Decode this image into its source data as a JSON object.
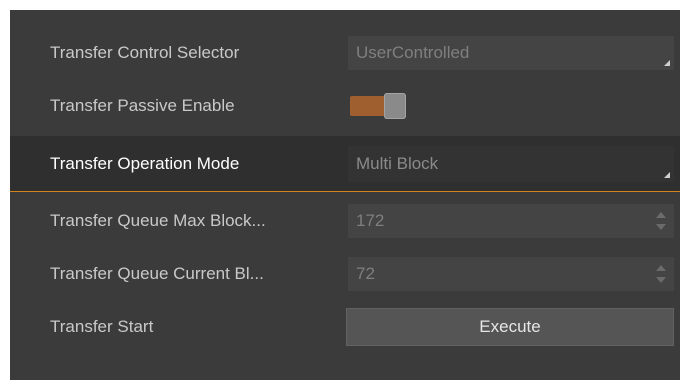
{
  "rows": [
    {
      "label": "Transfer Control Selector",
      "value": "UserControlled"
    },
    {
      "label": "Transfer Passive Enable",
      "toggle_on": true
    },
    {
      "label": "Transfer Operation Mode",
      "value": "Multi Block"
    },
    {
      "label": "Transfer Queue Max Block...",
      "value": "172"
    },
    {
      "label": "Transfer Queue Current Bl...",
      "value": "72"
    },
    {
      "label": "Transfer Start",
      "button_label": "Execute"
    }
  ],
  "colors": {
    "panel_bg": "#3b3b3b",
    "selected_row_bg": "#2f2f2f",
    "accent": "#d4831f",
    "toggle_track": "#a05f2e"
  }
}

=======

> Task requirements:
Return all lines with the word "Block" in them.

> Response to the task:
      "value": "Multi Block"
      "label": "Transfer Queue Max Block...",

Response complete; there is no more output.